** start of Excerpted records **

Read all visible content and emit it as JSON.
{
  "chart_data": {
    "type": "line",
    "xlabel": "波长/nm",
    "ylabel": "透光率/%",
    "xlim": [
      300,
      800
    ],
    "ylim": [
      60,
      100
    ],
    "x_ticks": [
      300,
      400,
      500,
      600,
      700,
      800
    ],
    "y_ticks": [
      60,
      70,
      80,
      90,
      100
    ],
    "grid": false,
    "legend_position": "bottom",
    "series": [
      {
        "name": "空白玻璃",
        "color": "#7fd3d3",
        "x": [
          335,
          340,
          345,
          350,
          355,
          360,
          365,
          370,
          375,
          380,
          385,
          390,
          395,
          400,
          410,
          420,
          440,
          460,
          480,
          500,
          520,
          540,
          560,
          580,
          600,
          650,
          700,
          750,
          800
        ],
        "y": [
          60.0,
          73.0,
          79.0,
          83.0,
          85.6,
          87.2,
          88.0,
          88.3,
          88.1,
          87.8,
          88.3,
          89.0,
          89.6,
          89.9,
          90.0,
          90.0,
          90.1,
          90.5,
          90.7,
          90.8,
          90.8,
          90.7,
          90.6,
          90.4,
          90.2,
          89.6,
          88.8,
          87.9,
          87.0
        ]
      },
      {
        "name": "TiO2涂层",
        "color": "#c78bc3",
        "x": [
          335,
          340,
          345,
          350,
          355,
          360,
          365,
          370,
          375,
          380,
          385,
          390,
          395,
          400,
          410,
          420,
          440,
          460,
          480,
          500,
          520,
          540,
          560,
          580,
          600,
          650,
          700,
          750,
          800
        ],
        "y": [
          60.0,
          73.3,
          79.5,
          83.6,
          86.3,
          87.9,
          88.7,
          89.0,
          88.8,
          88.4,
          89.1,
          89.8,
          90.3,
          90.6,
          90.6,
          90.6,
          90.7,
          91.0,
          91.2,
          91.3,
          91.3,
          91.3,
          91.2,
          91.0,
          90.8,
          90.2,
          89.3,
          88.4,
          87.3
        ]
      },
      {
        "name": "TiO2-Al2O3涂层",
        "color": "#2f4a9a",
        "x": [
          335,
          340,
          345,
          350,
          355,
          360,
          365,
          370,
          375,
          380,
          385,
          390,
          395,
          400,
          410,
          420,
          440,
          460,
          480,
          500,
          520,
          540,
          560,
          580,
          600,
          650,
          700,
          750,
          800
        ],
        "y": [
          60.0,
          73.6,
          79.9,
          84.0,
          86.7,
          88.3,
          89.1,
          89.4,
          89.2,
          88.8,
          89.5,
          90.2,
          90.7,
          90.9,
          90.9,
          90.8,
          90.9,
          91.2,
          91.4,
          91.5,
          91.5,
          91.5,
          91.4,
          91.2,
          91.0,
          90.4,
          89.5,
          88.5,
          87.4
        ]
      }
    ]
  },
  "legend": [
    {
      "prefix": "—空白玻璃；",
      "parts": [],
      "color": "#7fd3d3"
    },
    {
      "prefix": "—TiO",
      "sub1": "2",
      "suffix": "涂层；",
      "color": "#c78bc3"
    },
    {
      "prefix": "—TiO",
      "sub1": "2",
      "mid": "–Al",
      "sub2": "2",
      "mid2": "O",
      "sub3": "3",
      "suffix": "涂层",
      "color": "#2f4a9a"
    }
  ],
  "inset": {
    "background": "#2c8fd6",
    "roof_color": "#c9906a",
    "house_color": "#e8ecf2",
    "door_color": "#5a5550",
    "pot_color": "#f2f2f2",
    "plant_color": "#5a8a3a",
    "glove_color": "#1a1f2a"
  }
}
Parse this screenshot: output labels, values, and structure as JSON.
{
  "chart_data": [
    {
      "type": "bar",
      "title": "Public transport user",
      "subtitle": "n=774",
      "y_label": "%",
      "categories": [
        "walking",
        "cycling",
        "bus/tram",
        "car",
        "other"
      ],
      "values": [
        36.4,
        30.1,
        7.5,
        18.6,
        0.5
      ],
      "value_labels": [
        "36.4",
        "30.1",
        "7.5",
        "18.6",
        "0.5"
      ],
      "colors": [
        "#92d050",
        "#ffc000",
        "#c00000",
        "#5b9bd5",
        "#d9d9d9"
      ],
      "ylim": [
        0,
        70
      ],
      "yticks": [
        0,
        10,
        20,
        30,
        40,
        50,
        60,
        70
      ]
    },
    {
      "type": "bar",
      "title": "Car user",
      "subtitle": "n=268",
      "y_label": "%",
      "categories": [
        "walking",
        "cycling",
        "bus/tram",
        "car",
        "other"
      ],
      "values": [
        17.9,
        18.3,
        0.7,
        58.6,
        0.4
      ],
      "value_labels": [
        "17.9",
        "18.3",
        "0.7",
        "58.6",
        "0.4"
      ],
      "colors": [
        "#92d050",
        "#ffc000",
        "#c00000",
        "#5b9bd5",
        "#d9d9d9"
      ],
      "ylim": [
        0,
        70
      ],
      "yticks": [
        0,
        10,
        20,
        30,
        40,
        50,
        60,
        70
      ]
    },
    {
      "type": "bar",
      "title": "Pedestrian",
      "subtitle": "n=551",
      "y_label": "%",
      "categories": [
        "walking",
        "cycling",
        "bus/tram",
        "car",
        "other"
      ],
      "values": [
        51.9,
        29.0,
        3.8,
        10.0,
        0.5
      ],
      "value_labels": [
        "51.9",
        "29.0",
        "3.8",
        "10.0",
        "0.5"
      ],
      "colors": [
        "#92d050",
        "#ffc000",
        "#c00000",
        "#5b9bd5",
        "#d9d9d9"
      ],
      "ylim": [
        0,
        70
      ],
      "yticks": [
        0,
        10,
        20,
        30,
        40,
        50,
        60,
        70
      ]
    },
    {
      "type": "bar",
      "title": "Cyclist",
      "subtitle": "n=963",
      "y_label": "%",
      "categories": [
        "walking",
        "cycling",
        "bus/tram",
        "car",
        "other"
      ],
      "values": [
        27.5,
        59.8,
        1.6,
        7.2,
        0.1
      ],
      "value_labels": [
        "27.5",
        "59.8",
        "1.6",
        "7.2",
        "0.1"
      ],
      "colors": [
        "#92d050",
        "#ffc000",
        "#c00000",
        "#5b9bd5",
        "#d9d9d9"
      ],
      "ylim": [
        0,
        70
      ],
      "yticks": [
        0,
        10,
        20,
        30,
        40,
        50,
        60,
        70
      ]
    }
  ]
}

** end of Excerpted records **

■ Task to complete: Pull out all lines from the listing that contain the string "name".

■ Exercise solution:
        "name": "空白玻璃",
        "name": "TiO2涂层",
        "name": "TiO2-Al2O3涂层",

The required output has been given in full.